> EXTRAIT DU DOCUMENT
4-Les transferts de problématiques
En fait les objets de la recherche sont en partie modelées par la recherche elle-même : le marché
de la terre, la rente foncière dans certains pays, la commercialisation, ne sont devenus des objets
historiques autonomes que lorsqu’ils ont été identifiés et délimités par une recherche. Les
historiens français par ex. ont plus ou moins travaillé sur le marché de la terre ou la
commercialisation sans le savoir.
Le phénomène historiographique que l’on retourve dans toutes les démarches que je passe en
revue, c’est un fort mouvement, dans un pays, chez un groupe d’historiens : prise de conscience
d’une question, dénomination (commercialisation, marché de la terre, prélèvement seigneurial,
crédit ; un cas qui ne fonctionne pas très bien pour l’identification de l’objet : « conjoncture de
1300 », pas très compréhensible à l’expérience) et travail dans les sources, puis diffusion dans
d’autres écoles historiographiques.

> SÉRIE DE CONSIGNES
1. Répondez aux questions suivantes d'après l'extrait sur les transferts de problématiques.
(a) À quel moment le marché de la terre, la rente foncière ou la commercialisation sont-ils devenus des objets historiques autonomes ?
(b) Quels historiens ont travaillé sur le marché de la terre ou la commercialisation sans le savoir ?
(c) Quel cas est cité comme fonctionnant mal pour l'identification de l'objet ?
2. Rédigez la suite de l'extrait sur les transferts de problématiques en historiographie, en reprenant après sa dernière phrase.

> Données d'analyse structurée de pages
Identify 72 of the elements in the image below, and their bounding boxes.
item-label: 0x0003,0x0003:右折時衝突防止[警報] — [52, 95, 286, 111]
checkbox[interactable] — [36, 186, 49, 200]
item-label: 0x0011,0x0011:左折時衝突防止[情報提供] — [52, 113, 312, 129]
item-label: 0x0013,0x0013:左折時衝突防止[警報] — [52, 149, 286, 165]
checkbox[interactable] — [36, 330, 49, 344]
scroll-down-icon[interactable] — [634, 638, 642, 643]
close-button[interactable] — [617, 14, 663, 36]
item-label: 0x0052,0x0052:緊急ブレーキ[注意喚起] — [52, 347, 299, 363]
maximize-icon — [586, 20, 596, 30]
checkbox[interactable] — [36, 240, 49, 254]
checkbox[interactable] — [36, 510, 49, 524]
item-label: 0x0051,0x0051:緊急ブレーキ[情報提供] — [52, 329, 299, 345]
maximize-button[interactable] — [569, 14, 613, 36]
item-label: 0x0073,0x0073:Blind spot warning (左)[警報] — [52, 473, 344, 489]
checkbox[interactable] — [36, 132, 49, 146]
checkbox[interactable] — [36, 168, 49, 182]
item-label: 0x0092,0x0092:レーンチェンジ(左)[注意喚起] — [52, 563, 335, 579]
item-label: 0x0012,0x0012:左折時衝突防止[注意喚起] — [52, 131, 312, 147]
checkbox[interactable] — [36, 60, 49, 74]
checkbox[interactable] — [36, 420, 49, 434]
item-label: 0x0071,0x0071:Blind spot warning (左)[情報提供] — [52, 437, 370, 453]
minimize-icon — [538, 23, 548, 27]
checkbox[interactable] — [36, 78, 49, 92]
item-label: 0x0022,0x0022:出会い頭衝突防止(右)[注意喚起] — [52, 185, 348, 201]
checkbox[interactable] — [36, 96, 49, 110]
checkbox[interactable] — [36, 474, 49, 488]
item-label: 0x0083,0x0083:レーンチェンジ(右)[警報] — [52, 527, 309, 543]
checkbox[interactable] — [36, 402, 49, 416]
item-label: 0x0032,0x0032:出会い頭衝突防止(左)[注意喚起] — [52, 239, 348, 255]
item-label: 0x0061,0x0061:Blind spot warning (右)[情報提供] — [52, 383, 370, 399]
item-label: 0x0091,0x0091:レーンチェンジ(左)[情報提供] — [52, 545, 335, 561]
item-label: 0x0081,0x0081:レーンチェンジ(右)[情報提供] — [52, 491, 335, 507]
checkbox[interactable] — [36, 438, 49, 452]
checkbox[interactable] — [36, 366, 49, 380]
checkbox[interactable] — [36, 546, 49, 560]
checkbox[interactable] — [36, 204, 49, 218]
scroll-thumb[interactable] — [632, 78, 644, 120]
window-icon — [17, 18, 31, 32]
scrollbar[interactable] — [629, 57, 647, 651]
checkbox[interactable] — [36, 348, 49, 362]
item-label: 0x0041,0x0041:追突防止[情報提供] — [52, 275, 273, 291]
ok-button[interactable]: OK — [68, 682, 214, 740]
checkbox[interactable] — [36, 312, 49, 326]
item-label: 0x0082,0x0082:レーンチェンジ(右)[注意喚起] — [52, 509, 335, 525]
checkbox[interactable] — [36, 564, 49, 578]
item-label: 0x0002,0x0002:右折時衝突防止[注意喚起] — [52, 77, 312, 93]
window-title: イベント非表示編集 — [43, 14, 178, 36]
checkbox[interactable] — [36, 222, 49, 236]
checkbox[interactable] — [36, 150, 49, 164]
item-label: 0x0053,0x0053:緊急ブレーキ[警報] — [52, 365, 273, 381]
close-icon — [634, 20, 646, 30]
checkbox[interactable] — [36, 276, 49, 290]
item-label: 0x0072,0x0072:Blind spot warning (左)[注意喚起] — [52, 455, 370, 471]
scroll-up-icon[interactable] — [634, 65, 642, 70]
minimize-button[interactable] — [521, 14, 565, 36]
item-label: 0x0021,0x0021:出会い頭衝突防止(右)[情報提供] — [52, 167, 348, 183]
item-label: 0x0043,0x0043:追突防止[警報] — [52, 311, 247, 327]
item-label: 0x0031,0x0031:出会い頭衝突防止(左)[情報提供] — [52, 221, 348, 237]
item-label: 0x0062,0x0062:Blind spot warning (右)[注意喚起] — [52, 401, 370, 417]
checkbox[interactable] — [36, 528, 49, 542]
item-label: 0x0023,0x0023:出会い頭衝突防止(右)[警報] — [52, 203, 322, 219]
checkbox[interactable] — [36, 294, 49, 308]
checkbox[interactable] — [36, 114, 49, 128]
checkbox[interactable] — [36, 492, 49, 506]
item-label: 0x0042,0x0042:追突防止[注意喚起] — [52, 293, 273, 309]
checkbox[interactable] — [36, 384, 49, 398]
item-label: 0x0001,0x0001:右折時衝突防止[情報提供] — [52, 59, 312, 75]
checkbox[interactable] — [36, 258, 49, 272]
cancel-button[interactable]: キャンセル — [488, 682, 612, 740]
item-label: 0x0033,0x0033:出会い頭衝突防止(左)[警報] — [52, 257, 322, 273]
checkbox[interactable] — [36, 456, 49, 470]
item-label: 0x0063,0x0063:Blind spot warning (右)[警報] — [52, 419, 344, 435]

> RÉPONSES RÉDIGÉES
1.
(a) Lorsqu'ils ont été identifiés et délimités par une recherche.
(b) Les historiens français.
(c) La « conjoncture de 1300 ».

2.
C’est le phénomène de transferts que j’ai suivi pour le marché de la terre (j’en profite pour traiter
ici tout ce thème) (§ 2 de la bibliographie), un sujet particulièrement intéressant où l’on voit la
circulation entre les continents, au gré des intérêts des historiens mais aussi des circonstances
politiques : découvert par Postan en 1936, dans une société que l‘on croyait ignorer le marché de
la terre (les serfs n’avaient pas de droit de propriété), au moment où disparaissait Chayanov, qui
de son côté avait élaboré un modèle de « société paysanne » à marché de la terre stable, qui allait
avoir une grande influence. Les deux influences ne débouchent qu’en 1960 : publication des
Charters of the Villeins, et redecouverte de l’oeuvre de Chayanov, notamment en Amérique latine
(correspond bien aux préoccupations de réforme agraire), et se mêlent ausitôt à de multiples
courants d’idées : réciprocité (Pastor-Rodriguez), la micro-histoire (Levi). Influence les
modernistes, les byzantinistes, les médiévistes espagnols, anglais…; les médiévistes français ne
seront touchés que beaucop plus tard, los de la reprise des études à la fin des années 90. Deux
volumes collectifs : l’intérêt se poursuit.